### Work to do
Transcribe every line of the records below character for character, leaving out the pictures.

### Exercise input
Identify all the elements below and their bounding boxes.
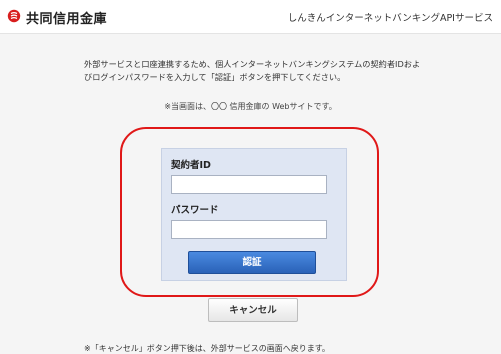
header-bar: 共同信用金庫 しんきんインターネットバンキングAPIサービス: [0, 0, 501, 34]
site-notice: ※当画面は、〇〇 信用金庫の Webサイトです。: [164, 102, 337, 111]
shinkin-logo-icon: [7, 9, 21, 23]
intro-line-2: びログインパスワードを入力して「認証」ボタンを押下してください。: [84, 72, 346, 82]
cancel-button[interactable]: キャンセル: [208, 298, 298, 322]
password-input[interactable]: [171, 220, 327, 239]
auth-button[interactable]: 認証: [188, 251, 316, 274]
password-label: パスワード: [171, 205, 219, 216]
intro-line-1: 外部サービスと口座連携するため、個人インターネットバンキングシステムの契約者ID…: [84, 59, 421, 69]
intro-text: 外部サービスと口座連携するため、個人インターネットバンキングシステムの契約者ID…: [84, 58, 484, 84]
contract-id-label: 契約者ID: [171, 160, 211, 171]
footer-note: ※「キャンセル」ボタン押下後は、外部サービスの画面へ戻ります。: [84, 344, 330, 353]
bank-name: 共同信用金庫: [26, 12, 108, 27]
contract-id-input[interactable]: [171, 175, 327, 194]
service-name: しんきんインターネットバンキングAPIサービス: [287, 13, 493, 24]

### Solution for this task
Identify all the elements below and their bounding boxes.
header-bar: 共同信用金庫 しんきんインターネットバンキングAPIサービス: [0, 0, 501, 34]
site-notice: ※当画面は、〇〇 信用金庫の Webサイトです。: [164, 102, 337, 111]
shinkin-logo-icon: [7, 9, 21, 23]
intro-line-2: びログインパスワードを入力して「認証」ボタンを押下してください。: [84, 72, 346, 82]
cancel-button[interactable]: キャンセル: [208, 298, 298, 322]
password-input[interactable]: [171, 220, 327, 239]
auth-button[interactable]: 認証: [188, 251, 316, 274]
password-label: パスワード: [171, 205, 219, 216]
intro-line-1: 外部サービスと口座連携するため、個人インターネットバンキングシステムの契約者ID…: [84, 59, 421, 69]
intro-text: 外部サービスと口座連携するため、個人インターネットバンキングシステムの契約者ID…: [84, 58, 484, 84]
contract-id-label: 契約者ID: [171, 160, 211, 171]
footer-note: ※「キャンセル」ボタン押下後は、外部サービスの画面へ戻ります。: [84, 344, 330, 353]
bank-name: 共同信用金庫: [26, 12, 108, 27]
contract-id-input[interactable]: [171, 175, 327, 194]
service-name: しんきんインターネットバンキングAPIサービス: [287, 13, 493, 24]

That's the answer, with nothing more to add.